Document layout analysis data
=-=-=
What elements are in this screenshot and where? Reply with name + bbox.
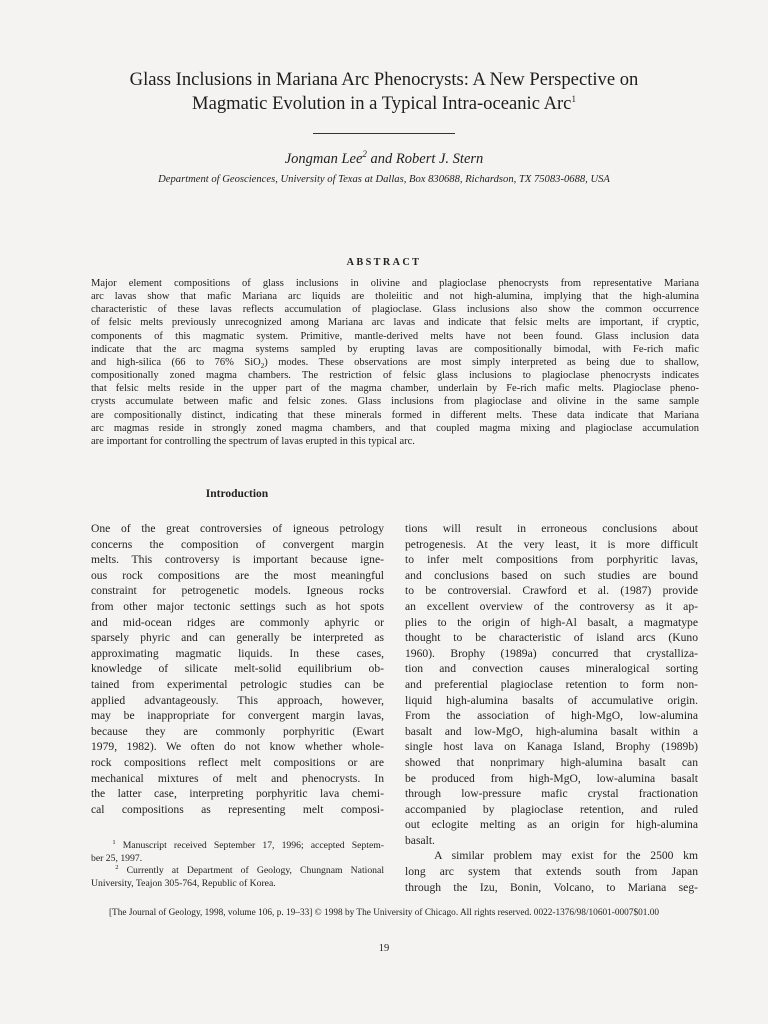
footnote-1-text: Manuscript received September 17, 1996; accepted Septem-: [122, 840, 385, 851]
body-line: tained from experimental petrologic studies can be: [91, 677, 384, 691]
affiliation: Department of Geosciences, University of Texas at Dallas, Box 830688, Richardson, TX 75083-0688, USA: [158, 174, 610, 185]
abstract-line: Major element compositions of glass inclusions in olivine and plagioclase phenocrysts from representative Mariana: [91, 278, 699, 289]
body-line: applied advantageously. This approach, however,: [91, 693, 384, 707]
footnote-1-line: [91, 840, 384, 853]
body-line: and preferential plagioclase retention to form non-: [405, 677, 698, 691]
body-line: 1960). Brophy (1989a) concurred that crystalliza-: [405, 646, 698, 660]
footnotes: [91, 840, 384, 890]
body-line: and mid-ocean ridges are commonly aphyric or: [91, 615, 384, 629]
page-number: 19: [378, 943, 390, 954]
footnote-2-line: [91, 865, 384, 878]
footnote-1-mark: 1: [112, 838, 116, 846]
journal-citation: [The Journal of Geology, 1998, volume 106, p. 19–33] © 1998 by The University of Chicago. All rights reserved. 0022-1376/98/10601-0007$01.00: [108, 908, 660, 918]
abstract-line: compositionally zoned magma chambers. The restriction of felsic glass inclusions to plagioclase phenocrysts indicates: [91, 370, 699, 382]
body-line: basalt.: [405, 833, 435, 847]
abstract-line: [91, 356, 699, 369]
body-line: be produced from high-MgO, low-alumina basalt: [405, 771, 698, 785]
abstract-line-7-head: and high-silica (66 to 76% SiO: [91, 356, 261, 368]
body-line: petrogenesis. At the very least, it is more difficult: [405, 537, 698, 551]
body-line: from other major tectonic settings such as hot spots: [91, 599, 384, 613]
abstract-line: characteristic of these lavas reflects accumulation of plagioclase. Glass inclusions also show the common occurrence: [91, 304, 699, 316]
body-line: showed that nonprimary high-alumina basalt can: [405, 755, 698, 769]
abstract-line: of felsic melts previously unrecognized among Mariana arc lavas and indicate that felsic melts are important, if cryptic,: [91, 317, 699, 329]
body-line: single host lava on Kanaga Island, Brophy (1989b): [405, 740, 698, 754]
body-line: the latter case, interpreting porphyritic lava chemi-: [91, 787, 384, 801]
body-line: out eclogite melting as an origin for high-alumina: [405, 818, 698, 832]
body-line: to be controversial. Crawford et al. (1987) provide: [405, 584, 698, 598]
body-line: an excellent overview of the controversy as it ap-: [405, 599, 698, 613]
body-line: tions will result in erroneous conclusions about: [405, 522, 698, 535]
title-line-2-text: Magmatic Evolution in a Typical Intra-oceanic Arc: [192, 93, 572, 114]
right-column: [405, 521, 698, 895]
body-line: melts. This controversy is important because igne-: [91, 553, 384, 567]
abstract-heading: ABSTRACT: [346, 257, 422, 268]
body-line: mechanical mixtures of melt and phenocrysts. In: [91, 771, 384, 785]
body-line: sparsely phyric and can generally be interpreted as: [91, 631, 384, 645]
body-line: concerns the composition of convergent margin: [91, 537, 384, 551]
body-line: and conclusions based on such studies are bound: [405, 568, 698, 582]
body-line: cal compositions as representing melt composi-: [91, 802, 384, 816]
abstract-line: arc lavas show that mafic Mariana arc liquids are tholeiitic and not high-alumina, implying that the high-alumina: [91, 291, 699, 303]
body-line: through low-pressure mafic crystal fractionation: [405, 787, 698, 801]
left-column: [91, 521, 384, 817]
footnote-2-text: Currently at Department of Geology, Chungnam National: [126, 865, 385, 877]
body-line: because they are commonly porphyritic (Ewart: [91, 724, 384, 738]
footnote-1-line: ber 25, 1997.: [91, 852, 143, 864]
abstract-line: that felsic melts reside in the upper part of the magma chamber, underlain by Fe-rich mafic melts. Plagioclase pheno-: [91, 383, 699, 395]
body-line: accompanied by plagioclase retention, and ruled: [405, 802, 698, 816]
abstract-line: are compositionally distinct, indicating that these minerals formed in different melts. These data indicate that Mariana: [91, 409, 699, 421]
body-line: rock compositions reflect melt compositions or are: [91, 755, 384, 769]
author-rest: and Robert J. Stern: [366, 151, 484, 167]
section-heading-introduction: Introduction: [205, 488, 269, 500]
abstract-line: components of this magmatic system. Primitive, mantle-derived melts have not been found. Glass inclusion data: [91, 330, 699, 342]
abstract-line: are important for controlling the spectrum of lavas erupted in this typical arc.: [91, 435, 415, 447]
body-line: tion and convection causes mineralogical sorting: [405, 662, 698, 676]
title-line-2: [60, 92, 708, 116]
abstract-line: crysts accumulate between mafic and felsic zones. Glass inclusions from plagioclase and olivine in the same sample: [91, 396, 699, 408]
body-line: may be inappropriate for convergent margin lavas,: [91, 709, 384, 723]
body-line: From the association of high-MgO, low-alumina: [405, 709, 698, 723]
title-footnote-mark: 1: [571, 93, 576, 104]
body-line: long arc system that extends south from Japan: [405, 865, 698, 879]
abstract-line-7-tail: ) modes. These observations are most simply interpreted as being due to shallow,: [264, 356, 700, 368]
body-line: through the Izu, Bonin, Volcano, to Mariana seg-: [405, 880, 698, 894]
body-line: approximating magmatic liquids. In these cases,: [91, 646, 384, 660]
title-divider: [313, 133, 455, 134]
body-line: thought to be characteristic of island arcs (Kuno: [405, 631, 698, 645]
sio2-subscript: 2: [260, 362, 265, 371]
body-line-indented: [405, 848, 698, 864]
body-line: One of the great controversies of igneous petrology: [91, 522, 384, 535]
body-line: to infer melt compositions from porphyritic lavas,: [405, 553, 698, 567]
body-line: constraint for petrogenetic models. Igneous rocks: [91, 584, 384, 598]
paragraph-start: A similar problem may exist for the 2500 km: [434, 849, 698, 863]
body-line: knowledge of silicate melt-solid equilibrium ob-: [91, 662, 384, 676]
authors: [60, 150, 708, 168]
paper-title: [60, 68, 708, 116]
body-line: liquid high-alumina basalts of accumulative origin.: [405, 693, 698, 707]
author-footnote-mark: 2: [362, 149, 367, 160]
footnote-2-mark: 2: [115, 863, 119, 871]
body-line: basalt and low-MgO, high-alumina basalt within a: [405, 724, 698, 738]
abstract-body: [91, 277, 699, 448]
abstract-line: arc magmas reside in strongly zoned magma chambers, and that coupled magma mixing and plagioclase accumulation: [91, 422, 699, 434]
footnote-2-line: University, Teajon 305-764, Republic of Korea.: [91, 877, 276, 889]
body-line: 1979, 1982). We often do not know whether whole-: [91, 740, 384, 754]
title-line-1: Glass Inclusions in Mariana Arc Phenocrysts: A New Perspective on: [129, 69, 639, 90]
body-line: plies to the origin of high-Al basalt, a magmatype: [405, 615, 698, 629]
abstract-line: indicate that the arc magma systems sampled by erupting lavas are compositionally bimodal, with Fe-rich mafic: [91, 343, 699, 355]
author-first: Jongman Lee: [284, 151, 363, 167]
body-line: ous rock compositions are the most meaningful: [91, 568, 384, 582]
=-=-=
» **EXERCISE PROMPT**: Apart from the pictures, repeat every entry exactly.

» **ANSWER BELOW**:
What elements are in this screenshot and where? Reply with name + bbox.
footnote-1-text: Manuscript received September 17, 1996; accepted Septem-: [122, 840, 385, 851]
body-line: tained from experimental petrologic studies can be: [91, 677, 384, 691]
affiliation: Department of Geosciences, University of Texas at Dallas, Box 830688, Richardson, TX 75083-0688, USA: [158, 174, 610, 185]
abstract-line: Major element compositions of glass inclusions in olivine and plagioclase phenocrysts from representative Mariana: [91, 278, 699, 289]
body-line: applied advantageously. This approach, however,: [91, 693, 384, 707]
footnote-1-line: [91, 840, 384, 853]
body-line: and preferential plagioclase retention to form non-: [405, 677, 698, 691]
body-line: 1960). Brophy (1989a) concurred that crystalliza-: [405, 646, 698, 660]
footnotes: [91, 840, 384, 890]
body-line: and mid-ocean ridges are commonly aphyric or: [91, 615, 384, 629]
page-number: 19: [378, 943, 390, 954]
footnote-2-line: [91, 865, 384, 878]
footnote-1-mark: 1: [112, 838, 116, 846]
journal-citation: [The Journal of Geology, 1998, volume 106, p. 19–33] © 1998 by The University of Chicago. All rights reserved. 0022-1376/98/10601-0007$01.00: [108, 908, 660, 918]
abstract-line: compositionally zoned magma chambers. The restriction of felsic glass inclusions to plagioclase phenocrysts indicates: [91, 370, 699, 382]
body-line: basalt.: [405, 833, 435, 847]
abstract-line: [91, 356, 699, 369]
body-line: be produced from high-MgO, low-alumina basalt: [405, 771, 698, 785]
abstract-line-7-head: and high-silica (66 to 76% SiO: [91, 356, 261, 368]
body-line: petrogenesis. At the very least, it is more difficult: [405, 537, 698, 551]
body-line: from other major tectonic settings such as hot spots: [91, 599, 384, 613]
abstract-line: characteristic of these lavas reflects accumulation of plagioclase. Glass inclusions also show the common occurrence: [91, 304, 699, 316]
body-line: showed that nonprimary high-alumina basalt can: [405, 755, 698, 769]
abstract-line: of felsic melts previously unrecognized among Mariana arc lavas and indicate that felsic melts are important, if cryptic,: [91, 317, 699, 329]
body-line: single host lava on Kanaga Island, Brophy (1989b): [405, 740, 698, 754]
body-line: the latter case, interpreting porphyritic lava chemi-: [91, 787, 384, 801]
body-line: out eclogite melting as an origin for high-alumina: [405, 818, 698, 832]
body-line: to be controversial. Crawford et al. (1987) provide: [405, 584, 698, 598]
body-line: an excellent overview of the controversy as it ap-: [405, 599, 698, 613]
body-line: tions will result in erroneous conclusions about: [405, 522, 698, 535]
title-line-2-text: Magmatic Evolution in a Typical Intra-oceanic Arc: [192, 93, 572, 114]
right-column: [405, 521, 698, 895]
body-line: melts. This controversy is important because igne-: [91, 553, 384, 567]
abstract-heading: ABSTRACT: [346, 257, 422, 268]
body-line: mechanical mixtures of melt and phenocrysts. In: [91, 771, 384, 785]
body-line: sparsely phyric and can generally be interpreted as: [91, 631, 384, 645]
body-line: concerns the composition of convergent margin: [91, 537, 384, 551]
body-line: and conclusions based on such studies are bound: [405, 568, 698, 582]
body-line: cal compositions as representing melt composi-: [91, 802, 384, 816]
abstract-line: arc lavas show that mafic Mariana arc liquids are tholeiitic and not high-alumina, implying that the high-alumina: [91, 291, 699, 303]
body-line: through low-pressure mafic crystal fractionation: [405, 787, 698, 801]
left-column: [91, 521, 384, 817]
footnote-2-text: Currently at Department of Geology, Chungnam National: [126, 865, 385, 877]
body-line: because they are commonly porphyritic (Ewart: [91, 724, 384, 738]
footnote-1-line: ber 25, 1997.: [91, 852, 143, 864]
abstract-line: that felsic melts reside in the upper part of the magma chamber, underlain by Fe-rich mafic melts. Plagioclase pheno-: [91, 383, 699, 395]
body-line: accompanied by plagioclase retention, and ruled: [405, 802, 698, 816]
abstract-line: are compositionally distinct, indicating that these minerals formed in different melts. These data indicate that Mariana: [91, 409, 699, 421]
body-line: rock compositions reflect melt compositions or are: [91, 755, 384, 769]
author-rest: and Robert J. Stern: [366, 151, 484, 167]
section-heading-introduction: Introduction: [205, 488, 269, 500]
abstract-line: components of this magmatic system. Primitive, mantle-derived melts have not been found. Glass inclusion data: [91, 330, 699, 342]
abstract-line: are important for controlling the spectrum of lavas erupted in this typical arc.: [91, 435, 415, 447]
body-line: tion and convection causes mineralogical sorting: [405, 662, 698, 676]
title-line-2: [60, 92, 708, 116]
abstract-line: crysts accumulate between mafic and felsic zones. Glass inclusions from plagioclase and olivine in the same sample: [91, 396, 699, 408]
body-line: may be inappropriate for convergent margin lavas,: [91, 709, 384, 723]
body-line: From the association of high-MgO, low-alumina: [405, 709, 698, 723]
title-footnote-mark: 1: [571, 93, 576, 104]
body-line: long arc system that extends south from Japan: [405, 865, 698, 879]
abstract-line-7-tail: ) modes. These observations are most simply interpreted as being due to shallow,: [264, 356, 700, 368]
body-line: through the Izu, Bonin, Volcano, to Mariana seg-: [405, 880, 698, 894]
body-line: approximating magmatic liquids. In these cases,: [91, 646, 384, 660]
title-divider: [313, 133, 455, 134]
body-line: thought to be characteristic of island arcs (Kuno: [405, 631, 698, 645]
sio2-subscript: 2: [260, 362, 265, 371]
body-line-indented: [405, 848, 698, 864]
body-line: One of the great controversies of igneous petrology: [91, 522, 384, 535]
body-line: to infer melt compositions from porphyritic lavas,: [405, 553, 698, 567]
body-line: constraint for petrogenetic models. Igneous rocks: [91, 584, 384, 598]
paragraph-start: A similar problem may exist for the 2500 km: [434, 849, 698, 863]
body-line: knowledge of silicate melt-solid equilibrium ob-: [91, 662, 384, 676]
authors: [60, 150, 708, 168]
paper-title: [60, 68, 708, 116]
body-line: liquid high-alumina basalts of accumulative origin.: [405, 693, 698, 707]
author-footnote-mark: 2: [362, 149, 367, 160]
footnote-2-mark: 2: [115, 863, 119, 871]
body-line: basalt and low-MgO, high-alumina basalt within a: [405, 724, 698, 738]
abstract-body: [91, 277, 699, 448]
abstract-line: arc magmas reside in strongly zoned magma chambers, and that coupled magma mixing and plagioclase accumulation: [91, 422, 699, 434]
footnote-2-line: University, Teajon 305-764, Republic of Korea.: [91, 877, 276, 889]
body-line: 1979, 1982). We often do not know whether whole-: [91, 740, 384, 754]
title-line-1: Glass Inclusions in Mariana Arc Phenocrysts: A New Perspective on: [129, 69, 639, 90]
body-line: plies to the origin of high-Al basalt, a magmatype: [405, 615, 698, 629]
abstract-line: indicate that the arc magma systems sampled by erupting lavas are compositionally bimodal, with Fe-rich mafic: [91, 343, 699, 355]
author-first: Jongman Lee: [284, 151, 363, 167]
body-line: ous rock compositions are the most meaningful: [91, 568, 384, 582]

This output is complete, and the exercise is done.